Items from a data source
■ ■ ■ ■ ■
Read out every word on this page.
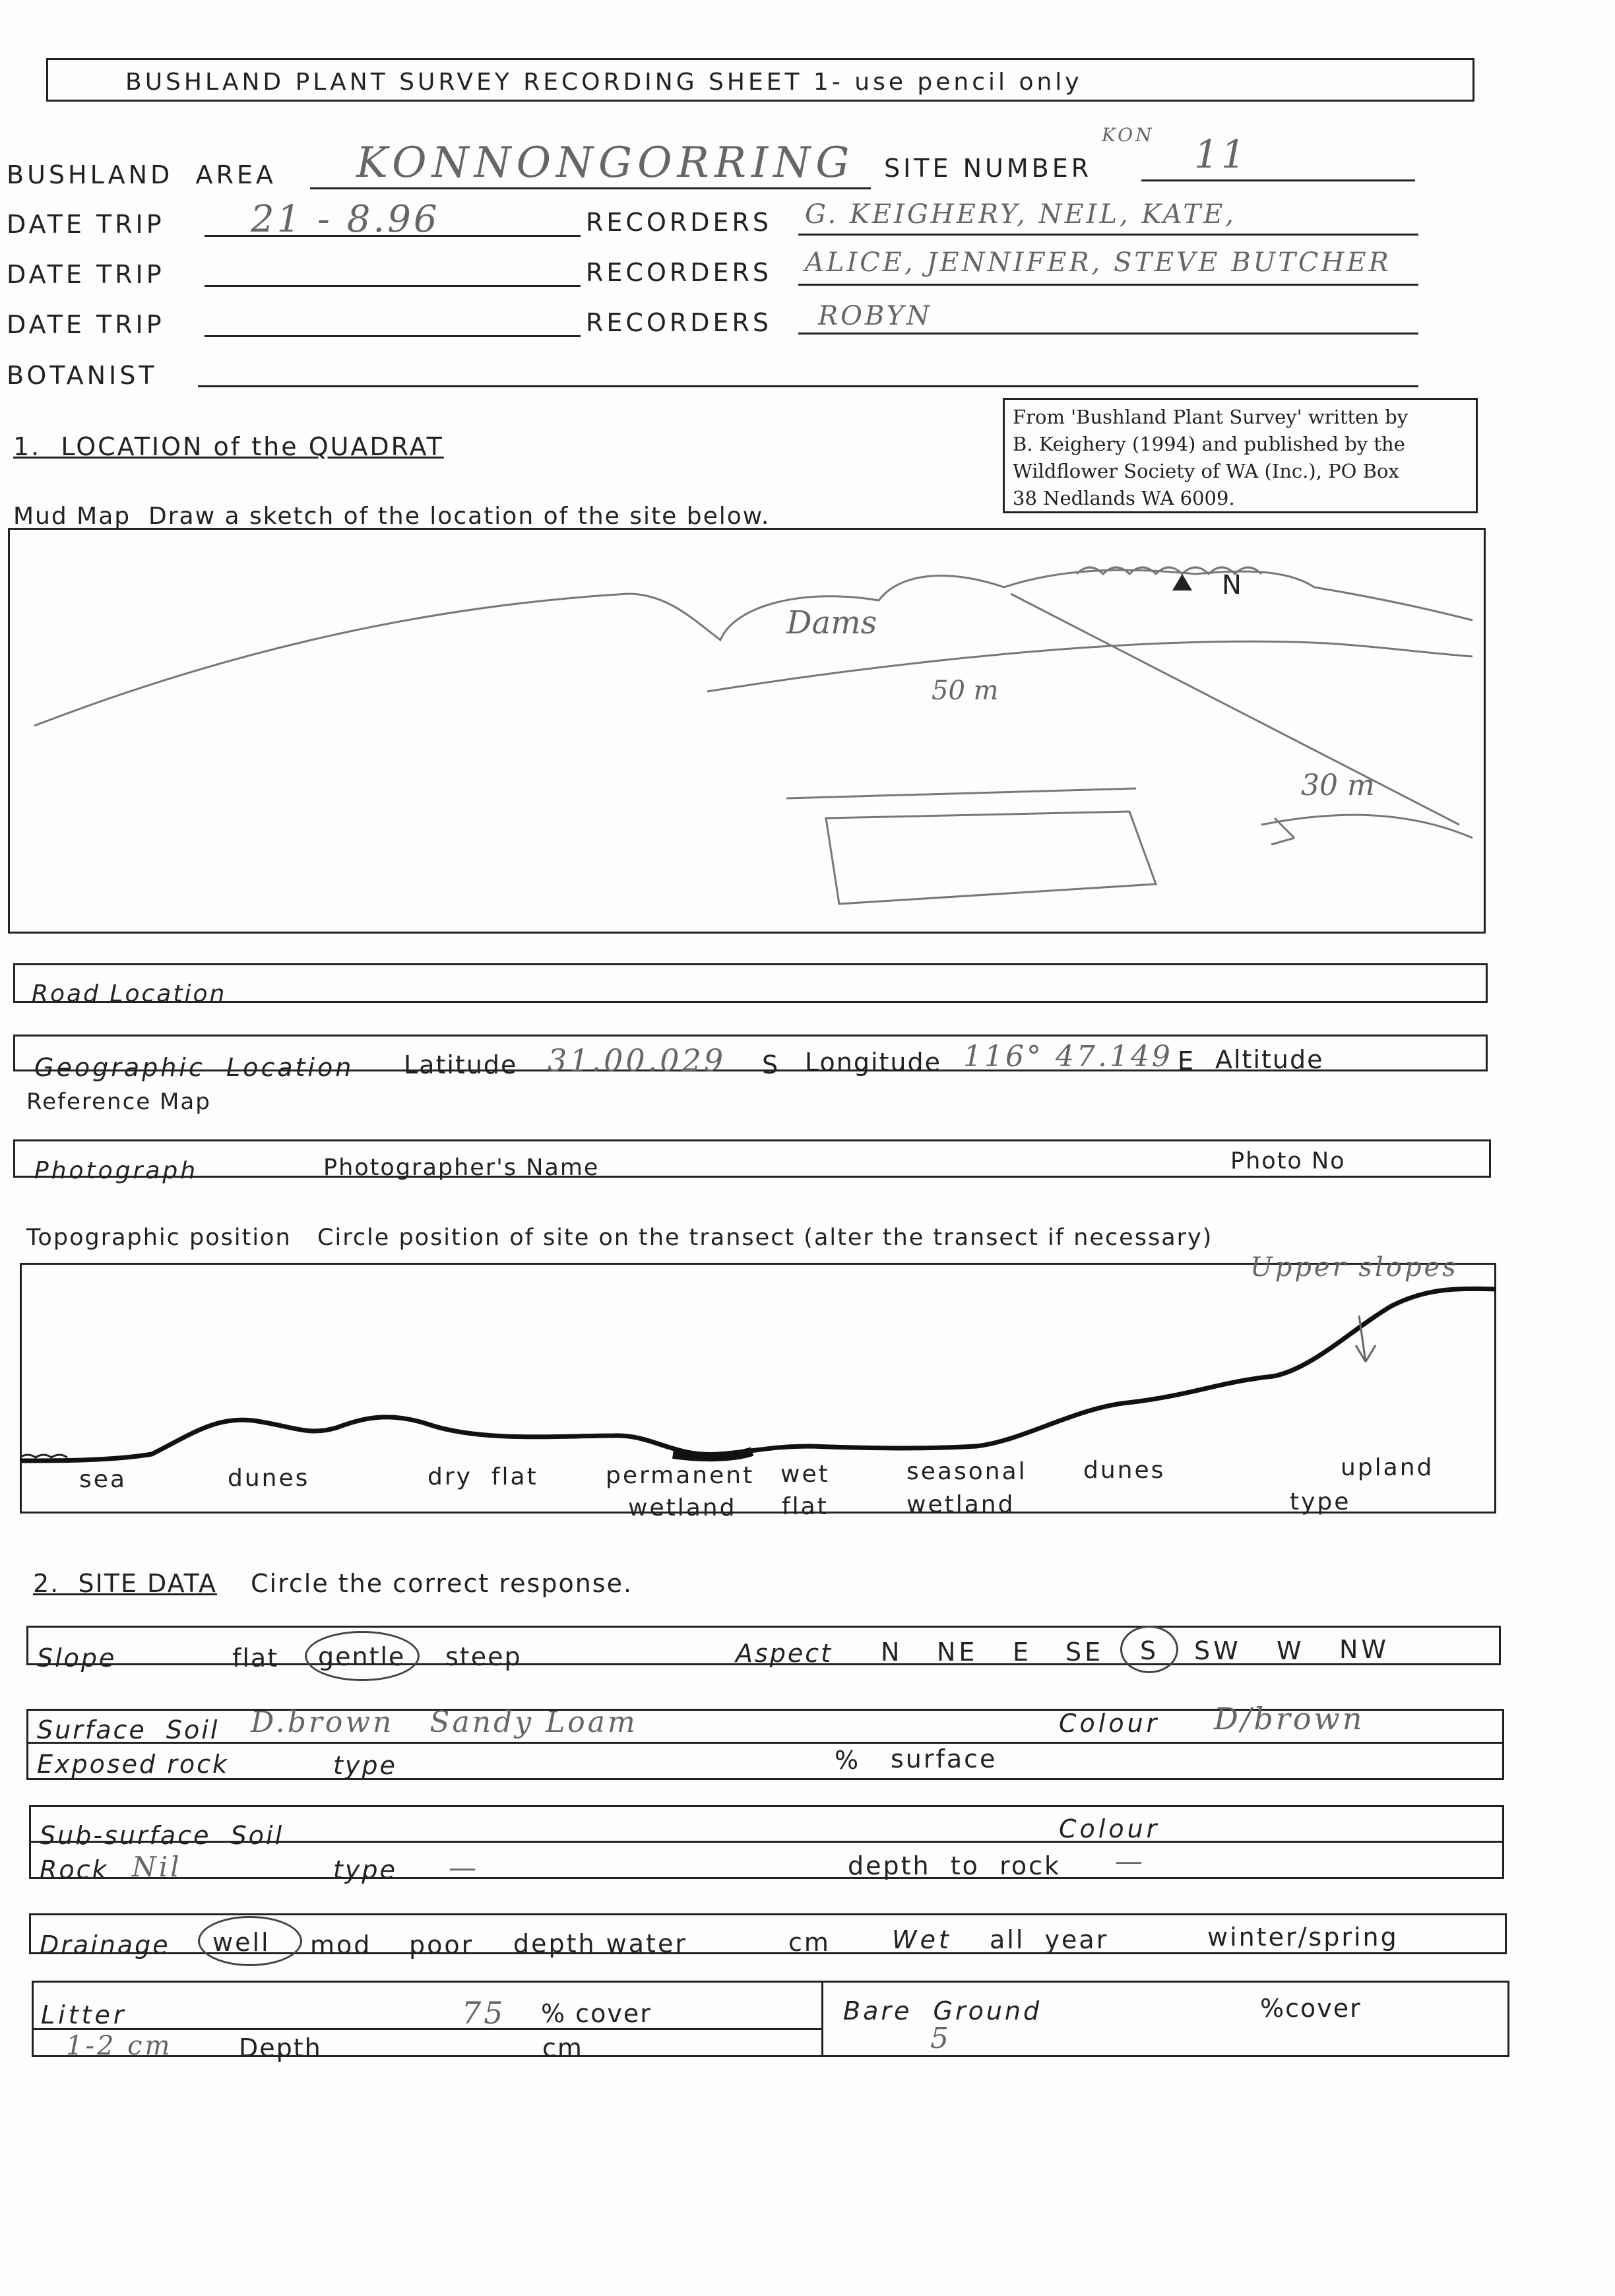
BUSHLAND PLANT SURVEY RECORDING SHEET 1- use pencil only
BUSHLAND  AREA KONNONGORRING SITE NUMBER
KON 11
DATE TRIP 21 - 8.96	RECORDERS G. KEIGHERY, NEIL, KATE,
DATE TRIP	RECORDERS ALICE, JENNIFER, STEVE BUTCHER
DATE TRIP	RECORDERS ROBYN
BOTANIST
From 'Bushland Plant Survey' written by
B. Keighery (1994) and published by the
Wildflower Society of WA (Inc.), PO Box
38 Nedlands WA 6009.
1.  LOCATION of the QUADRAT
Mud Map  Draw a sketch of the location of the site below.
N
Dams
50 m
30 m
Road Location
Geographic  Location Latitude 31.00.029 S Longitude 116° 47.149 E Altitude
Reference Map
Photograph	Photographer's Name	Photo No
Topographic position   Circle position of site on the transect (alter the transect if necessary)
Upper slopes
sea	dunes	dry  flat	permanent
wetland
wet
flat
seasonal
wetland
dunes	upland
type
2.  SITE DATA Circle the correct response.
Slope	flat gentle steep	Aspect N NE E SE S SW W NW
Surface  Soil D.brown   Sandy Loam	Colour D/brown
Exposed rock	type	% surface
Sub-surface  Soil	Colour
Rock Nil	type —	depth  to  rock —
Drainage well mod poor depth water	cm Wet all  year	winter/spring
Litter	75 % cover
1-2 cm	Depth	cm
Bare  Ground
5
%cover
■ ■ ■ ■ ■
WHAT NEEDS TO BE DONE >>
Extract each line from the listing that holds the word "type".

CORRECT RESULT >>
type
Exposed rock	type	% surface
Rock Nil	type —	depth  to  rock —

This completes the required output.